Exercise directions: Exactly as written, print each record in the listing.

====== Records for the exercise

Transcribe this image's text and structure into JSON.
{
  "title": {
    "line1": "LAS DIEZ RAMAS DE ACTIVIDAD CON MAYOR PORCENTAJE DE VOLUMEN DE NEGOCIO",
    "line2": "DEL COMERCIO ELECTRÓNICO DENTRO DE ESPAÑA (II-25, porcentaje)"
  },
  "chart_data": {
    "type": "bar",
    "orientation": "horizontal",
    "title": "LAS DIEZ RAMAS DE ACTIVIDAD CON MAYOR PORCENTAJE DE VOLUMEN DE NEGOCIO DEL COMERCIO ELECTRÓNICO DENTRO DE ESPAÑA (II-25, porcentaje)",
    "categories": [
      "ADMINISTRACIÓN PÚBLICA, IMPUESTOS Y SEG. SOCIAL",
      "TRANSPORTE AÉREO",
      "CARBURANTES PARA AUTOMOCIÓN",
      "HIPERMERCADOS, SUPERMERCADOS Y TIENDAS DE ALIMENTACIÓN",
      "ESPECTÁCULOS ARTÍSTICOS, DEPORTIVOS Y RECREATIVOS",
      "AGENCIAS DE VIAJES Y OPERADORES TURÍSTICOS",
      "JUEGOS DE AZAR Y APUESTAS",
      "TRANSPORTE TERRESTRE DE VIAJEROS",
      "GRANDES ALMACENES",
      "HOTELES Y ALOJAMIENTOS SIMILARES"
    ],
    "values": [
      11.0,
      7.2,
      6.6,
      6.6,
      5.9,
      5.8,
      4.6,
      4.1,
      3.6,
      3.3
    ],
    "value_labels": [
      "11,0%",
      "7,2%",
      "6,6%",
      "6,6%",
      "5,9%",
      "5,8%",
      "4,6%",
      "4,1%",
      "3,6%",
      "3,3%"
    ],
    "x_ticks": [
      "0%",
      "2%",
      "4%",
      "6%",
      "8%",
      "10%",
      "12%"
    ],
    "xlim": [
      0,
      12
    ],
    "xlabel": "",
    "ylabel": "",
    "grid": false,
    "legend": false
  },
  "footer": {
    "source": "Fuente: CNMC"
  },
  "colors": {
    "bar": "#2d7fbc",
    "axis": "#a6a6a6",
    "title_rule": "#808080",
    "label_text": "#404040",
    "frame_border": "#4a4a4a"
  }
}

============

Final result:
Transcribe this image's text and structure into JSON.
{
  "title": {
    "line1": "LAS DIEZ RAMAS DE ACTIVIDAD CON MAYOR PORCENTAJE DE VOLUMEN DE NEGOCIO",
    "line2": "DEL COMERCIO ELECTRÓNICO DENTRO DE ESPAÑA (II-25, porcentaje)"
  },
  "chart_data": {
    "type": "bar",
    "orientation": "horizontal",
    "title": "LAS DIEZ RAMAS DE ACTIVIDAD CON MAYOR PORCENTAJE DE VOLUMEN DE NEGOCIO DEL COMERCIO ELECTRÓNICO DENTRO DE ESPAÑA (II-25, porcentaje)",
    "categories": [
      "ADMINISTRACIÓN PÚBLICA, IMPUESTOS Y SEG. SOCIAL",
      "TRANSPORTE AÉREO",
      "CARBURANTES PARA AUTOMOCIÓN",
      "HIPERMERCADOS, SUPERMERCADOS Y TIENDAS DE ALIMENTACIÓN",
      "ESPECTÁCULOS ARTÍSTICOS, DEPORTIVOS Y RECREATIVOS",
      "AGENCIAS DE VIAJES Y OPERADORES TURÍSTICOS",
      "JUEGOS DE AZAR Y APUESTAS",
      "TRANSPORTE TERRESTRE DE VIAJEROS",
      "GRANDES ALMACENES",
      "HOTELES Y ALOJAMIENTOS SIMILARES"
    ],
    "values": [
      11.0,
      7.2,
      6.6,
      6.6,
      5.9,
      5.8,
      4.6,
      4.1,
      3.6,
      3.3
    ],
    "value_labels": [
      "11,0%",
      "7,2%",
      "6,6%",
      "6,6%",
      "5,9%",
      "5,8%",
      "4,6%",
      "4,1%",
      "3,6%",
      "3,3%"
    ],
    "x_ticks": [
      "0%",
      "2%",
      "4%",
      "6%",
      "8%",
      "10%",
      "12%"
    ],
    "xlim": [
      0,
      12
    ],
    "xlabel": "",
    "ylabel": "",
    "grid": false,
    "legend": false
  },
  "footer": {
    "source": "Fuente: CNMC"
  },
  "colors": {
    "bar": "#2d7fbc",
    "axis": "#a6a6a6",
    "title_rule": "#808080",
    "label_text": "#404040",
    "frame_border": "#4a4a4a"
  }
}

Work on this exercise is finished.